Extracted records:
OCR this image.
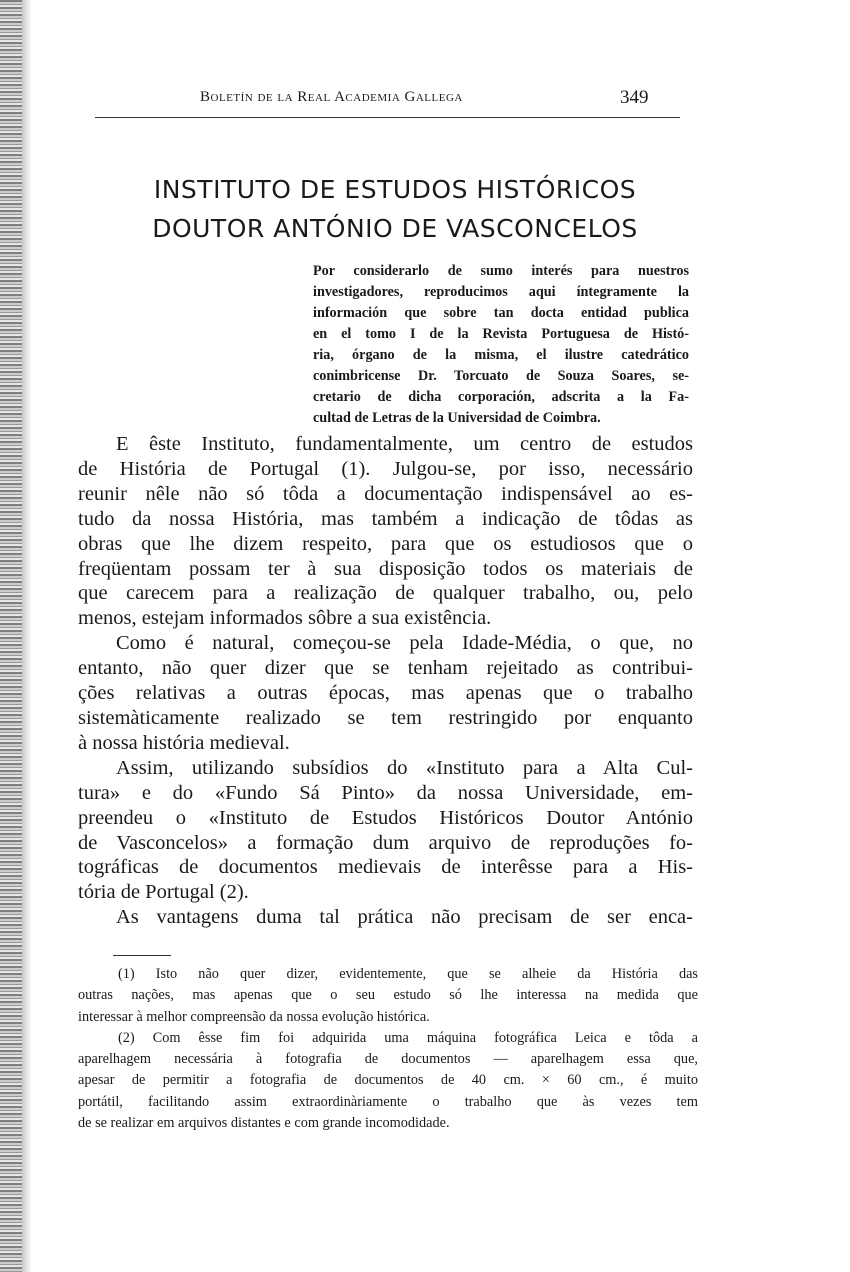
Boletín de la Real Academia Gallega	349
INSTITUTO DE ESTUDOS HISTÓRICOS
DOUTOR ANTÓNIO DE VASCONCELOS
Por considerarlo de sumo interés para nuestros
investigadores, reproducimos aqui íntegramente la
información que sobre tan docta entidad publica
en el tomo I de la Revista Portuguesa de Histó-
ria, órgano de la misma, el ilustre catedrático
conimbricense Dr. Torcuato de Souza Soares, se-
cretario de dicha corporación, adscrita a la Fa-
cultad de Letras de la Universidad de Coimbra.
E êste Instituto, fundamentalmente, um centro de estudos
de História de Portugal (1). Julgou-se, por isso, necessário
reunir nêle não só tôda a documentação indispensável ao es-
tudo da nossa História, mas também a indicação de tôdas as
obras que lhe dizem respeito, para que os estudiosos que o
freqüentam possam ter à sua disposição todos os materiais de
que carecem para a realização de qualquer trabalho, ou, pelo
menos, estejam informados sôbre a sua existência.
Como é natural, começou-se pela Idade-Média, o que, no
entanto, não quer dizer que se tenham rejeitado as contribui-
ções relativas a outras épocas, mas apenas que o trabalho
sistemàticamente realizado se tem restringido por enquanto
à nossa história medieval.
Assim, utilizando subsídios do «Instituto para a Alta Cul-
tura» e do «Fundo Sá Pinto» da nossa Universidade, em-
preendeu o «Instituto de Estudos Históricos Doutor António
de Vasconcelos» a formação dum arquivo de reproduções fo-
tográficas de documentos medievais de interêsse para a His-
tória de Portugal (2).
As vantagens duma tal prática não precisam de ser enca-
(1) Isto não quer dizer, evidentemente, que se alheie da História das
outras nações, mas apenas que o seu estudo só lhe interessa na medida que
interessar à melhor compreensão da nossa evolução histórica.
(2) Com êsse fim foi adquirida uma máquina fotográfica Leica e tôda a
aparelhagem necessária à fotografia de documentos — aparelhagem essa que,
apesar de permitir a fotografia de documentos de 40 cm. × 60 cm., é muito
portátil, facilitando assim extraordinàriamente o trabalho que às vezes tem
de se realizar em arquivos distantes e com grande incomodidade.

--

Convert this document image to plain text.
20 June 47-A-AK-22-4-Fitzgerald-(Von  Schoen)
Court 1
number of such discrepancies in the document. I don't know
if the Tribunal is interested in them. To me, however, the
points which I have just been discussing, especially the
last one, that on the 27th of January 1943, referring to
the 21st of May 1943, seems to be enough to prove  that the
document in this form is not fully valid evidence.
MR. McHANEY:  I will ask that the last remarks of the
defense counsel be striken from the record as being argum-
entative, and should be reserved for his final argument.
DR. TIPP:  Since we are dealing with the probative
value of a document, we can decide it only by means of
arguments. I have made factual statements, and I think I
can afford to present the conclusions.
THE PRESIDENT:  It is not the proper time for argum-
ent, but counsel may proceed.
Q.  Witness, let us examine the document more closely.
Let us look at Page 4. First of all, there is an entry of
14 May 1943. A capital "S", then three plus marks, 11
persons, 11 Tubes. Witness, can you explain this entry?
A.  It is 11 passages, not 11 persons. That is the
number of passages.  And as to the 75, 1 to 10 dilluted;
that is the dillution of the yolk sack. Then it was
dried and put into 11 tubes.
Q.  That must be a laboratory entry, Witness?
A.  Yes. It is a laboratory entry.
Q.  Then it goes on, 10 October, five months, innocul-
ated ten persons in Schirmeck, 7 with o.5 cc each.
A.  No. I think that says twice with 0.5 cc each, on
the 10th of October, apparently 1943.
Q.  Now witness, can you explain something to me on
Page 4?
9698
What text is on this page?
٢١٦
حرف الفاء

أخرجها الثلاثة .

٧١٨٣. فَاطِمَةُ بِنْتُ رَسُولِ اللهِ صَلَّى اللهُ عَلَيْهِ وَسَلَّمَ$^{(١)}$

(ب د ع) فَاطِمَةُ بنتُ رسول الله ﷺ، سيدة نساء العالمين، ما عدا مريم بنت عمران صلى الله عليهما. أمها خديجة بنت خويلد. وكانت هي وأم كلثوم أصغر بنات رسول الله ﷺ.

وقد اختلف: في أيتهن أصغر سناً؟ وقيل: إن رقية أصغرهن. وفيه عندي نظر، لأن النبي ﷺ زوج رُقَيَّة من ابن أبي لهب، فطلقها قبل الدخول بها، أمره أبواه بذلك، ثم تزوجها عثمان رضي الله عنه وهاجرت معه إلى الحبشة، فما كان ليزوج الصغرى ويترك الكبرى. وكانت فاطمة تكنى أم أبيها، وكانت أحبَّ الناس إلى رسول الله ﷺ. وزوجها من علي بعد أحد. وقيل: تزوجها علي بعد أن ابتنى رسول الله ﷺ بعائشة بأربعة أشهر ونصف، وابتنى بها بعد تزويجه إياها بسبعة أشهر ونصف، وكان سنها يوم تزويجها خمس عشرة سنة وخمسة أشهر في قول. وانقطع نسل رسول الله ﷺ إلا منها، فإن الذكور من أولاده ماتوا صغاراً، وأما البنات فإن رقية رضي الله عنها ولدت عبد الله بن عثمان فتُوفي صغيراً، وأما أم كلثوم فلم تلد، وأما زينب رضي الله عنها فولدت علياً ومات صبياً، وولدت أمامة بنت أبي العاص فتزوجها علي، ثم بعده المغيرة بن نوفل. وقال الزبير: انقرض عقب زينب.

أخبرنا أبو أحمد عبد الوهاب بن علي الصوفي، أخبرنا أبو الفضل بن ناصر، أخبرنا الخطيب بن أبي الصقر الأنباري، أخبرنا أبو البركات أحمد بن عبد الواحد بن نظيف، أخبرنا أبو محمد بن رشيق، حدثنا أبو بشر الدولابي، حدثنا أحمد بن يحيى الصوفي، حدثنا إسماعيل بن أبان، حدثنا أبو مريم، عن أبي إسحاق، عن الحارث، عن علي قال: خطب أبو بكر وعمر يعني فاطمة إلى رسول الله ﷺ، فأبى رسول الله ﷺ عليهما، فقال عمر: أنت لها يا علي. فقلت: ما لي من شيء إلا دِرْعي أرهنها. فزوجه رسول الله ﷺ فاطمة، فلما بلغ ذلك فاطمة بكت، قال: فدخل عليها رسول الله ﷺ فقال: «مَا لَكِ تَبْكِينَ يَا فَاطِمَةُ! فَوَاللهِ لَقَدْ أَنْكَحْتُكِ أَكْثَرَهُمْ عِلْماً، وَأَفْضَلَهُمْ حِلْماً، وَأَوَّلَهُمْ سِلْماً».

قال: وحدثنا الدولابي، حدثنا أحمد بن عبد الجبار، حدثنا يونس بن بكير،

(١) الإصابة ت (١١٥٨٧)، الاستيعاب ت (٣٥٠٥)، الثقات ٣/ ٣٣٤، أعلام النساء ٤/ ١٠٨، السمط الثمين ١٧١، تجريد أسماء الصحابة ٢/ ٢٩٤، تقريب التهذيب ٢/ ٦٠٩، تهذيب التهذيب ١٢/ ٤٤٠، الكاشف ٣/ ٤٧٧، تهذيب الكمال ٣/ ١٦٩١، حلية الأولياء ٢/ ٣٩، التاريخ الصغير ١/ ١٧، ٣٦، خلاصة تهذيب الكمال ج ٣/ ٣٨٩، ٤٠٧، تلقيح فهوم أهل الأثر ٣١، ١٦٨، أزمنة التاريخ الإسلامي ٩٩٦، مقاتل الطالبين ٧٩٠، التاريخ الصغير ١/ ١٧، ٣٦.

* _Aim of the task_
Copy out every line from the material above in which the word "passages" appears.

* _Completed task_
A.  It is 11 passages, not 11 persons. That is the
number of passages.  And as to the 75, 1 to 10 dilluted;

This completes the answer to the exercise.